# GOAL:
Extract the line that contains "Read this page and output its text content." and every line after it through the end of the records below, exactly as written, leaving out any pictures.

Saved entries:
_____

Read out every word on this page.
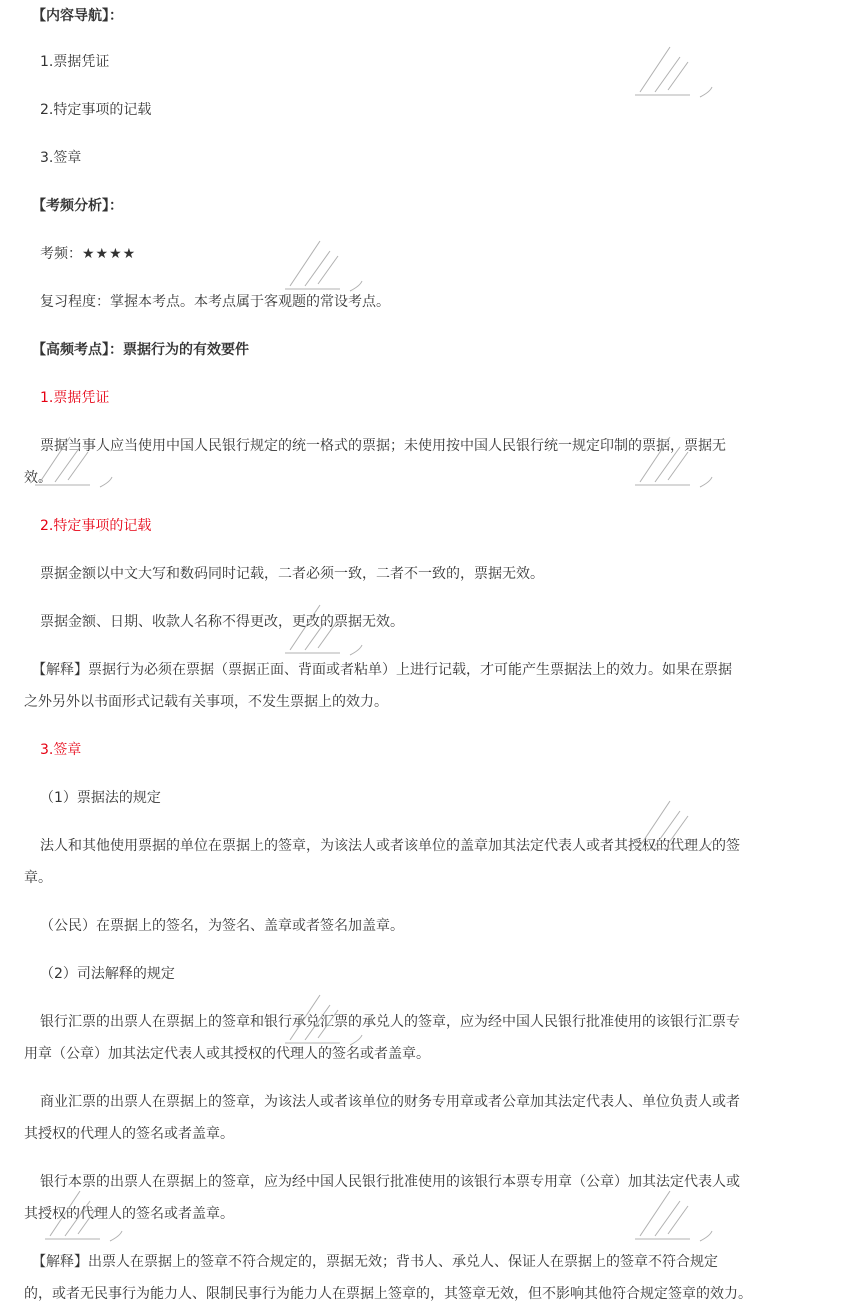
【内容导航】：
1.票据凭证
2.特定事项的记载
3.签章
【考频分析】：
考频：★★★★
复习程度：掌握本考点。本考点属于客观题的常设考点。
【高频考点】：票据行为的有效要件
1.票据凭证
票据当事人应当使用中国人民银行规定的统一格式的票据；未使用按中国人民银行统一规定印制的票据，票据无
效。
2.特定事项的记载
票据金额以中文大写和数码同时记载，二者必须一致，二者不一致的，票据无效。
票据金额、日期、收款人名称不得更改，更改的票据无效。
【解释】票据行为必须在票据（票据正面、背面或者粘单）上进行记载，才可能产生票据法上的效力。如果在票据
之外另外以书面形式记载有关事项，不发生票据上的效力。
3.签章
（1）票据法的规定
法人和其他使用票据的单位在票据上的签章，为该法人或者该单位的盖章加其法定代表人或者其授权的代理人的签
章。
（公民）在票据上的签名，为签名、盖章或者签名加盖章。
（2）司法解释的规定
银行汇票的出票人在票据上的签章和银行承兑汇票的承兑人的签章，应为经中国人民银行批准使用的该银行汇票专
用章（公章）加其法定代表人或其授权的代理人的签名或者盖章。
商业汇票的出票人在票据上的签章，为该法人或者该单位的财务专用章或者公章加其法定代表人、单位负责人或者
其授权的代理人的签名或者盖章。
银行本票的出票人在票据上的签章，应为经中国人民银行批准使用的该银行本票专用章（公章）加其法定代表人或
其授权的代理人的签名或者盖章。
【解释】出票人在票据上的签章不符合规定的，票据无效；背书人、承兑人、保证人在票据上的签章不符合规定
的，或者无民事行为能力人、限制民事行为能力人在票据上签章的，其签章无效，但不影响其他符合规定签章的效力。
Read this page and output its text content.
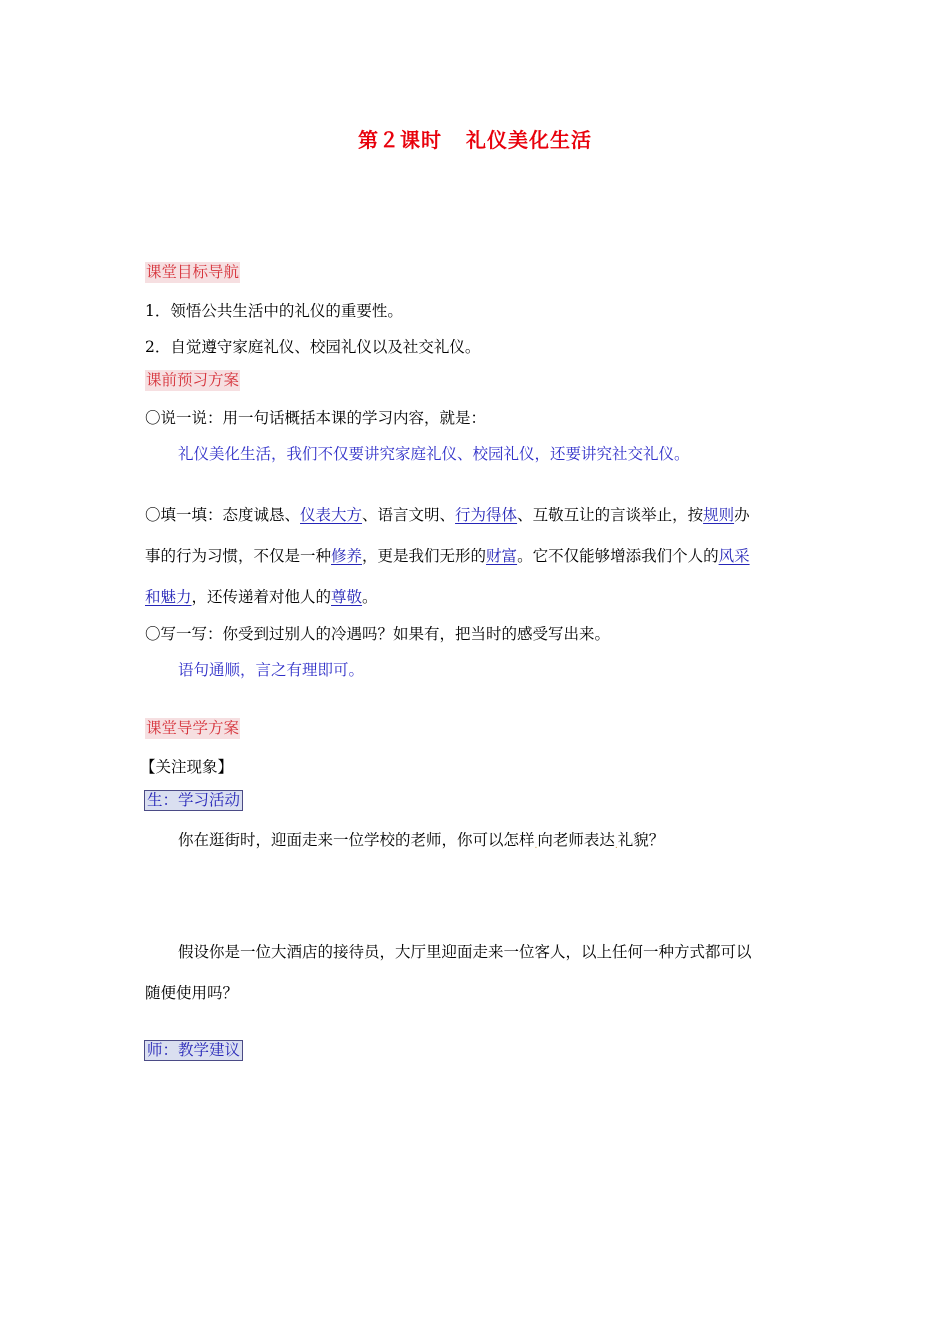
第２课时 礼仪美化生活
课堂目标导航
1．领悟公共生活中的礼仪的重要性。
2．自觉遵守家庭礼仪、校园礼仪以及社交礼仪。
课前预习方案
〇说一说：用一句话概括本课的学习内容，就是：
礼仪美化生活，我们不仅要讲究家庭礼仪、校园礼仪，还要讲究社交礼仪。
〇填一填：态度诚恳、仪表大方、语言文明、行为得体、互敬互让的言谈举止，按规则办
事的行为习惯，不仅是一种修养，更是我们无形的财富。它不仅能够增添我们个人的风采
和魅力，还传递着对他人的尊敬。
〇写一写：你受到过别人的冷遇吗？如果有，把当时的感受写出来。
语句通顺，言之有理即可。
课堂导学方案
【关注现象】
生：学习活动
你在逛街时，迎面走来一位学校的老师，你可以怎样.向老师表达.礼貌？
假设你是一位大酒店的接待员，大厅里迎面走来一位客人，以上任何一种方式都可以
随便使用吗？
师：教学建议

_____

# RESULT OF THE TASK:
Read this page and output its text content.
第２课时 礼仪美化生活
课堂目标导航
1．领悟公共生活中的礼仪的重要性。
2．自觉遵守家庭礼仪、校园礼仪以及社交礼仪。
课前预习方案
〇说一说：用一句话概括本课的学习内容，就是：
礼仪美化生活，我们不仅要讲究家庭礼仪、校园礼仪，还要讲究社交礼仪。
〇填一填：态度诚恳、仪表大方、语言文明、行为得体、互敬互让的言谈举止，按规则办
事的行为习惯，不仅是一种修养，更是我们无形的财富。它不仅能够增添我们个人的风采
和魅力，还传递着对他人的尊敬。
〇写一写：你受到过别人的冷遇吗？如果有，把当时的感受写出来。
语句通顺，言之有理即可。
课堂导学方案
【关注现象】
生：学习活动
你在逛街时，迎面走来一位学校的老师，你可以怎样.向老师表达.礼貌？
假设你是一位大酒店的接待员，大厅里迎面走来一位客人，以上任何一种方式都可以
随便使用吗？
师：教学建议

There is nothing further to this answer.